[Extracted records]
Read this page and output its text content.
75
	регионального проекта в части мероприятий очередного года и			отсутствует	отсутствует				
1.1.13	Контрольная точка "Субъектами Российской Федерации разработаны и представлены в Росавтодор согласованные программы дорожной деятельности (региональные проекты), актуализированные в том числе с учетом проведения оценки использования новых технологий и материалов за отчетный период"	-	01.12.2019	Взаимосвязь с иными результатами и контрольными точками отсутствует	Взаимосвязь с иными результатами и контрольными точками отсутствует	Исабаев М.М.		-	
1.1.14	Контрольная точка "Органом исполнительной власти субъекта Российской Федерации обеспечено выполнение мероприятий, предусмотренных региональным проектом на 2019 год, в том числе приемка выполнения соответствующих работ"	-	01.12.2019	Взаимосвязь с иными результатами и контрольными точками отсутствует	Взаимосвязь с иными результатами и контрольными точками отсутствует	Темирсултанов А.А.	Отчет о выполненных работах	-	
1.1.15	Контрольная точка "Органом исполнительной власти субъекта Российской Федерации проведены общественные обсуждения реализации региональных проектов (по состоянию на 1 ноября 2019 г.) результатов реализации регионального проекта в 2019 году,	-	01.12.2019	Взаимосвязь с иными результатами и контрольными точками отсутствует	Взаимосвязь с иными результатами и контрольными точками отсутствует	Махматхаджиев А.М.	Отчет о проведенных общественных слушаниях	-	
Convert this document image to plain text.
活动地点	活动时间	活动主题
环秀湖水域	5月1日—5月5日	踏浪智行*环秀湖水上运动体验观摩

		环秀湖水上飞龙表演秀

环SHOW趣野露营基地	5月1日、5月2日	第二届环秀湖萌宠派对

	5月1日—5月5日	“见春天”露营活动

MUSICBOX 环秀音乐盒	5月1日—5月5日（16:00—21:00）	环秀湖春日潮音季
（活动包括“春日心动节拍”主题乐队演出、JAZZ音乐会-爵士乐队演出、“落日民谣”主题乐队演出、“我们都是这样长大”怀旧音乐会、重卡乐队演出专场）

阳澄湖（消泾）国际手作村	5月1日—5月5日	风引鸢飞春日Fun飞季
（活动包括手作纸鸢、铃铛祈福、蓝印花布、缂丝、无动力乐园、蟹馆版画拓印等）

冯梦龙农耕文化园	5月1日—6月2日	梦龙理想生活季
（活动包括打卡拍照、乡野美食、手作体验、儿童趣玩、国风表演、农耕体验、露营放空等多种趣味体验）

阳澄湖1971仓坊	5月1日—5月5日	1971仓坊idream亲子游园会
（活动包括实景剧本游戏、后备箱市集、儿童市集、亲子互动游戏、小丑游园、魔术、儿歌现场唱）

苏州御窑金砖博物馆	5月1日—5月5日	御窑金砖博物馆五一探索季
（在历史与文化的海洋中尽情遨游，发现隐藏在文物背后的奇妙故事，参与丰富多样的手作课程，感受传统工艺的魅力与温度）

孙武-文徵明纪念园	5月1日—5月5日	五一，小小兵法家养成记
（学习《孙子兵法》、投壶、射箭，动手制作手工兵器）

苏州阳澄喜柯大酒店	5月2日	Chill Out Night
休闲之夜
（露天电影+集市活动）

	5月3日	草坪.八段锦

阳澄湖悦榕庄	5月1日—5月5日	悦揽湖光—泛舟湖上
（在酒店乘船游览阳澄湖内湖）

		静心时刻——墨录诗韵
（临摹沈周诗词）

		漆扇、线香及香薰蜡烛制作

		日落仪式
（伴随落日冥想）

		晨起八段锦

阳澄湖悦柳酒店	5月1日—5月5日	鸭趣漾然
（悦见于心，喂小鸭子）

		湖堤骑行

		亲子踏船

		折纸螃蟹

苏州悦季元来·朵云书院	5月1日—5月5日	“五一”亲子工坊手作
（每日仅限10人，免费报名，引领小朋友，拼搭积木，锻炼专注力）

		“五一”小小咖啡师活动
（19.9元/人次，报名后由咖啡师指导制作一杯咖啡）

Task to complete: Word for word, extract all the records.

Result:
Read this page and output its text content.
75
	регионального проекта в части мероприятий очередного года и			отсутствует	отсутствует				
1.1.13	Контрольная точка "Субъектами Российской Федерации разработаны и представлены в Росавтодор согласованные программы дорожной деятельности (региональные проекты), актуализированные в том числе с учетом проведения оценки использования новых технологий и материалов за отчетный период"	-	01.12.2019	Взаимосвязь с иными результатами и контрольными точками отсутствует	Взаимосвязь с иными результатами и контрольными точками отсутствует	Исабаев М.М.		-	
1.1.14	Контрольная точка "Органом исполнительной власти субъекта Российской Федерации обеспечено выполнение мероприятий, предусмотренных региональным проектом на 2019 год, в том числе приемка выполнения соответствующих работ"	-	01.12.2019	Взаимосвязь с иными результатами и контрольными точками отсутствует	Взаимосвязь с иными результатами и контрольными точками отсутствует	Темирсултанов А.А.	Отчет о выполненных работах	-	
1.1.15	Контрольная точка "Органом исполнительной власти субъекта Российской Федерации проведены общественные обсуждения реализации региональных проектов (по состоянию на 1 ноября 2019 г.) результатов реализации регионального проекта в 2019 году,	-	01.12.2019	Взаимосвязь с иными результатами и контрольными точками отсутствует	Взаимосвязь с иными результатами и контрольными точками отсутствует	Махматхаджиев А.М.	Отчет о проведенных общественных слушаниях	-	
Convert this document image to plain text.
活动地点	活动时间	活动主题
环秀湖水域	5月1日—5月5日	踏浪智行*环秀湖水上运动体验观摩

		环秀湖水上飞龙表演秀

环SHOW趣野露营基地	5月1日、5月2日	第二届环秀湖萌宠派对

	5月1日—5月5日	“见春天”露营活动

MUSICBOX 环秀音乐盒	5月1日—5月5日（16:00—21:00）	环秀湖春日潮音季
（活动包括“春日心动节拍”主题乐队演出、JAZZ音乐会-爵士乐队演出、“落日民谣”主题乐队演出、“我们都是这样长大”怀旧音乐会、重卡乐队演出专场）

阳澄湖（消泾）国际手作村	5月1日—5月5日	风引鸢飞春日Fun飞季
（活动包括手作纸鸢、铃铛祈福、蓝印花布、缂丝、无动力乐园、蟹馆版画拓印等）

冯梦龙农耕文化园	5月1日—6月2日	梦龙理想生活季
（活动包括打卡拍照、乡野美食、手作体验、儿童趣玩、国风表演、农耕体验、露营放空等多种趣味体验）

阳澄湖1971仓坊	5月1日—5月5日	1971仓坊idream亲子游园会
（活动包括实景剧本游戏、后备箱市集、儿童市集、亲子互动游戏、小丑游园、魔术、儿歌现场唱）

苏州御窑金砖博物馆	5月1日—5月5日	御窑金砖博物馆五一探索季
（在历史与文化的海洋中尽情遨游，发现隐藏在文物背后的奇妙故事，参与丰富多样的手作课程，感受传统工艺的魅力与温度）

孙武-文徵明纪念园	5月1日—5月5日	五一，小小兵法家养成记
（学习《孙子兵法》、投壶、射箭，动手制作手工兵器）

苏州阳澄喜柯大酒店	5月2日	Chill Out Night
休闲之夜
（露天电影+集市活动）

	5月3日	草坪.八段锦

阳澄湖悦榕庄	5月1日—5月5日	悦揽湖光—泛舟湖上
（在酒店乘船游览阳澄湖内湖）

		静心时刻——墨录诗韵
（临摹沈周诗词）

		漆扇、线香及香薰蜡烛制作

		日落仪式
（伴随落日冥想）

		晨起八段锦

阳澄湖悦柳酒店	5月1日—5月5日	鸭趣漾然
（悦见于心，喂小鸭子）

		湖堤骑行

		亲子踏船

		折纸螃蟹

苏州悦季元来·朵云书院	5月1日—5月5日	“五一”亲子工坊手作
（每日仅限10人，免费报名，引领小朋友，拼搭积木，锻炼专注力）

		“五一”小小咖啡师活动
（19.9元/人次，报名后由咖啡师指导制作一杯咖啡）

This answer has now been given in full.